→ **Stated task**: List all the lines in these records that hold "zgodnie".

— BEGIN Dataset rows —

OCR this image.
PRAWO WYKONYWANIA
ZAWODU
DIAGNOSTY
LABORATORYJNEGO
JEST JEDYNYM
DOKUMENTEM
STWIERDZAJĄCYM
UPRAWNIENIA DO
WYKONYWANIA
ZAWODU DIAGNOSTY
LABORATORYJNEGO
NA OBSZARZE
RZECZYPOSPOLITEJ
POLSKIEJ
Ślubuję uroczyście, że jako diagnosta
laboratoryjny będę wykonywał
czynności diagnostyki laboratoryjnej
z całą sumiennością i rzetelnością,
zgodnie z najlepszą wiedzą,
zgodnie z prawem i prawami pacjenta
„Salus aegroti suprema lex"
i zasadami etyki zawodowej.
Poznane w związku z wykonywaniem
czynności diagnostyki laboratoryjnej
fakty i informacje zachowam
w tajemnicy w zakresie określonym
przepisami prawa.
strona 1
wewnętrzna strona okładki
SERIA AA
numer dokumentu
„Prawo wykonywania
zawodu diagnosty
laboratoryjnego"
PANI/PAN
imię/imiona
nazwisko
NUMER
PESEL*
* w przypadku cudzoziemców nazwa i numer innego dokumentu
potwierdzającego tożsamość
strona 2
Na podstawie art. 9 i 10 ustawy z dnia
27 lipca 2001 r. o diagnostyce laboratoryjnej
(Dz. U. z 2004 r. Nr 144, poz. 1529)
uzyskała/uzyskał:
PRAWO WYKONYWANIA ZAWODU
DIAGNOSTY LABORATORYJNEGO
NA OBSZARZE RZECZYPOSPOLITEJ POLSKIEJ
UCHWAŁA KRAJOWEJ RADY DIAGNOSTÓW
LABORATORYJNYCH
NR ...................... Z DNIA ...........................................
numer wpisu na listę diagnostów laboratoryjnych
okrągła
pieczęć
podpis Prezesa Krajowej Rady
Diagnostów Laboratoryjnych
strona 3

— END Dataset rows —

→ **Task answer**:
zgodnie z najlepszą wiedzą,
zgodnie z prawem i prawami pacjenta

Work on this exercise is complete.